--- Extracted text ---
** begin **
I did a poor job explaining my inquiry. I'm writing a valgrind tool that's
tracking the IOPS/FLOPS/reads/writes reported by VEX IR during
instrumentation, and doing some minor analysis on the IR with a
instrument_basic_block callback (as documented in
http://www.valgrind.org/docs/manual/writing-tools.html )

I was interested how to also see which data was written to by any syscalls
(not to instrument syscalls), and saw the aforementioned callbacks in
pub_tool_tooliface.h
After reading the comments, my confusion was whether registering a callback
to (*_mem_write) would instrument ALL memory operations (rendering my
instrument_basic_block unnecessary for processing writes).

So my understanding right now is that as long as a syscall wrapper exists,
registering to *_mem_write will give me metadata about userspace memory
modified by supported syscalls, otherwise I use the normal
instrument_basic_block callback. Because I'm not currently interested in
events that happen within the core framework (besides thread swapping,
which I already detect with VG_(get_running_tid)), I wouldn't need to
register to other aforementioned callbacks.



On Thu, Mar 2, 2017 at 5:34 PM Ivo Raisr <iv...@ivosh.net> wrote:

> 2017-03-02 23:07 GMT+01:00 Mike Lui <mike.d....@gmail.com>:
> > Hi Ivo,
> >
> > I didn't get a response, but I found a snippet in the original paper:
> > https://www.cs.columbia.edu/~junfeng/09fa-e6998/papers/valgrind.pdf
> >
> > Table 1 says these functions are only for syscalls and the valgrind
> core. Is
> > that still correct?
** end **
--- Records to use ---
** begin **
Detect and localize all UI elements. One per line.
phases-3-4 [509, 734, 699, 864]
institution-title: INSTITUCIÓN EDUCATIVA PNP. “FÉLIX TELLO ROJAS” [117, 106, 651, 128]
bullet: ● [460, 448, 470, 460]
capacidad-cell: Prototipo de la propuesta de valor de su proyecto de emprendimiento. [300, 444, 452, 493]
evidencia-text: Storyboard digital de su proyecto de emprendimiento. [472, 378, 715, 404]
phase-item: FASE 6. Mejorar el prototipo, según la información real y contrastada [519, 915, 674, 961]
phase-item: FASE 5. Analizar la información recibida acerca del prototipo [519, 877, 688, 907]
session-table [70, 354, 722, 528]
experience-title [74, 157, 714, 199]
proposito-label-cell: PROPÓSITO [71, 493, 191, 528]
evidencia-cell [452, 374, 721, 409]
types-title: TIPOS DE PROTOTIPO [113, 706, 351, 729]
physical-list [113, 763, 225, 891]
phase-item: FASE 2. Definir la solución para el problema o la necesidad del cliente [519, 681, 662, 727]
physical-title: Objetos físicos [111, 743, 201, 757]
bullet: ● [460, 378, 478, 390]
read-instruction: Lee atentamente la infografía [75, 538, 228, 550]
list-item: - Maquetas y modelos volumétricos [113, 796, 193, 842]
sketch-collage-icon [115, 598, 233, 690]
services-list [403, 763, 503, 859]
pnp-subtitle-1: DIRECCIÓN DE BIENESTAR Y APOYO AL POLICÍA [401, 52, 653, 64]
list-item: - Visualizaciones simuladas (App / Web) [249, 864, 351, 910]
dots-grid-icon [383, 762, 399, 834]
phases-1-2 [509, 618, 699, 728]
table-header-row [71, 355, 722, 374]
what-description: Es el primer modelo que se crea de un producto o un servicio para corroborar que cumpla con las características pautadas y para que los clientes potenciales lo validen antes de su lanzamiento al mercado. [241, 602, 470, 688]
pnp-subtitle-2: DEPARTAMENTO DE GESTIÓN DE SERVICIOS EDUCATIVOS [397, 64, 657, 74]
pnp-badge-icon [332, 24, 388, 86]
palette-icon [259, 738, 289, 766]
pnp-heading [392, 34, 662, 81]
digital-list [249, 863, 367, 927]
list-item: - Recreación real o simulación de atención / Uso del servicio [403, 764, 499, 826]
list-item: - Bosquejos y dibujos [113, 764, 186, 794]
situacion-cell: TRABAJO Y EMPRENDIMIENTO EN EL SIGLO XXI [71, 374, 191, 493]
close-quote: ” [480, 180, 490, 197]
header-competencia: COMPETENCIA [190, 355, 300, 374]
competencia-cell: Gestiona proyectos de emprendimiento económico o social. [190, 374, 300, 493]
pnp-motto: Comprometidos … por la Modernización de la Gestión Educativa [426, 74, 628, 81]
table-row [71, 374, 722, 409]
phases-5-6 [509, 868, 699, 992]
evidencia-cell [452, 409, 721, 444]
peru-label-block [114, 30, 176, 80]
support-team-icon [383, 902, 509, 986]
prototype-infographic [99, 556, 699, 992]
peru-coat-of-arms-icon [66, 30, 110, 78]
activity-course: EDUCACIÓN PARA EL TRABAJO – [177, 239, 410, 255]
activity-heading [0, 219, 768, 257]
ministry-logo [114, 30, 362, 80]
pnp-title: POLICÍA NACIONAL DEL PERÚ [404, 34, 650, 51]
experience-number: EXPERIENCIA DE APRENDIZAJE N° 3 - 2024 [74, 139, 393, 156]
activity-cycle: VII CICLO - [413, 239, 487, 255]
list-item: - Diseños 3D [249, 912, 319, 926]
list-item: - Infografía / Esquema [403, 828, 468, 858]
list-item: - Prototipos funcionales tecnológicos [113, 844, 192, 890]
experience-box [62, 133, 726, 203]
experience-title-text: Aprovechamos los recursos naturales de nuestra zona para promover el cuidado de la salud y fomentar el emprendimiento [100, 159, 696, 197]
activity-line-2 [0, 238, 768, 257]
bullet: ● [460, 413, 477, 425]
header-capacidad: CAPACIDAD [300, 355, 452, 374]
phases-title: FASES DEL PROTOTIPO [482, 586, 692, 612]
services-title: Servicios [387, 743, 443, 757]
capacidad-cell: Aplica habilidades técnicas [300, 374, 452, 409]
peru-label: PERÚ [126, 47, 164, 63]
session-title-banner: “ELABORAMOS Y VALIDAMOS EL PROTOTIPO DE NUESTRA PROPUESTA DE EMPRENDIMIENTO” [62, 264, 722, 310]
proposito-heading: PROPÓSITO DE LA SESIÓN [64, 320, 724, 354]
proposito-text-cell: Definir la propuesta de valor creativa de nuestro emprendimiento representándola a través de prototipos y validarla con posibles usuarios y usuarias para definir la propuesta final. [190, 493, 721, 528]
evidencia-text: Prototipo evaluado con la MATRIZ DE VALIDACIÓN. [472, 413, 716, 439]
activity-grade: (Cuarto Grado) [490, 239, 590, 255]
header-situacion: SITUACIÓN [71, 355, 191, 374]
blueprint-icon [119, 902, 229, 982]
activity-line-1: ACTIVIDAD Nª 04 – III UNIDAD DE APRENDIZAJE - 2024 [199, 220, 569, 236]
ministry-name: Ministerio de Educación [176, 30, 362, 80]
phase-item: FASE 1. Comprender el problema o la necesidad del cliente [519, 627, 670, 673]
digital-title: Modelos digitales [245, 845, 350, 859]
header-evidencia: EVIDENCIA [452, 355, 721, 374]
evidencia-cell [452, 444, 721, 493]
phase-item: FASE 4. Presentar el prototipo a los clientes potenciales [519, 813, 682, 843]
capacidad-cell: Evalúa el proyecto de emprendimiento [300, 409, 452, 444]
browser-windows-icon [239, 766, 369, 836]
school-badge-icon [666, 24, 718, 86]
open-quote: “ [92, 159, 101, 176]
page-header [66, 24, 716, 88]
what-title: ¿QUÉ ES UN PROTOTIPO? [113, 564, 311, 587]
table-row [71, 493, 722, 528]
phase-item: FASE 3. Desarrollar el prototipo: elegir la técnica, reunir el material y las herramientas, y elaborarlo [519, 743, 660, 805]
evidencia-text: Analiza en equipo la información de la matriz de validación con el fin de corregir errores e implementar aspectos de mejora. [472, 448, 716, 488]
** end **
--- Required actions ---
[1] Substitute "stage-item" for "phase-item" in the part of the records that opens with the first line and closes with the line containing "experience-title [74, 157, 714, 199]". Return only those lines, leaving everything else as it stands.
[2] Continue the email about valgrind memory-write callbacks from where it stops.

--- Results of the exercise ---
[1]
Detect and localize all UI elements. One per line.
phases-3-4 [509, 734, 699, 864]
institution-title: INSTITUCIÓN EDUCATIVA PNP. “FÉLIX TELLO ROJAS” [117, 106, 651, 128]
bullet: ● [460, 448, 470, 460]
capacidad-cell: Prototipo de la propuesta de valor de su proyecto de emprendimiento. [300, 444, 452, 493]
evidencia-text: Storyboard digital de su proyecto de emprendimiento. [472, 378, 715, 404]
stage-item: FASE 6. Mejorar el prototipo, según la información real y contrastada [519, 915, 674, 961]
stage-item: FASE 5. Analizar la información recibida acerca del prototipo [519, 877, 688, 907]
session-table [70, 354, 722, 528]
experience-title [74, 157, 714, 199]

[2]
>
> Hi Mike,
>
> As comment on line 517 in pub_tool_tooliface.h says, these are
> callback functions
> which the Valgrind core (framework) use to pass various events to the
> analysis tool.
> Tool can be one of memcheck, helgrind, drd, cachegrind, callgrind,
> massif, ... [1]
> Various tools are interested in slightly different events, so they do
> or don't register
> event callbacks. Syscall is just one type of such an event.
>
> > callbacks specifically refer to events within the core, right?
> >> > Does this mean that they bear no relevance to profiling the user
> application?
>
> User application usually does not interact with these events.
> What are you trying to achieve? What is your goal? Asking too detailed
> question
> without knowing the context (what are you up to) does not usually lead to
> meaningful answers.
>
> >> > Am I correct that a "mem_write" callback only gets called for memory
> >> > write that happens during translation, internal signal handling, etc,
> along
> >> > with the "new_mmap" calls?
>
> Nope. pre_mem_write and post_mem_write are callbacks for events emited
> by Valgrind core (framework) when it intercepted a syscall on behalf
> of the application.
> Because Valgrind has no idea what is happening during a syscall inside
> kernel,
> this is described by so called "syscall wrappers". They tend to describe
> things
> such as "this particular piece of memory is going to be written to  by
> kernel during syscall (pre_mem_write)"
> and "this particular piece of memory was written to by kernel during
> syscall (post_mem_write)".
>
> >  If I were to instrument the application under test then I'd go through
> the callback given in "basic_tool_funcs", correct?
>
> Instrumentation happens automatically, depending on the analysis tool
> selected at Valgrind startup.
> I recommend you to read Valgrind intro [1] and core [2], at least the
> initial part.
>
> I.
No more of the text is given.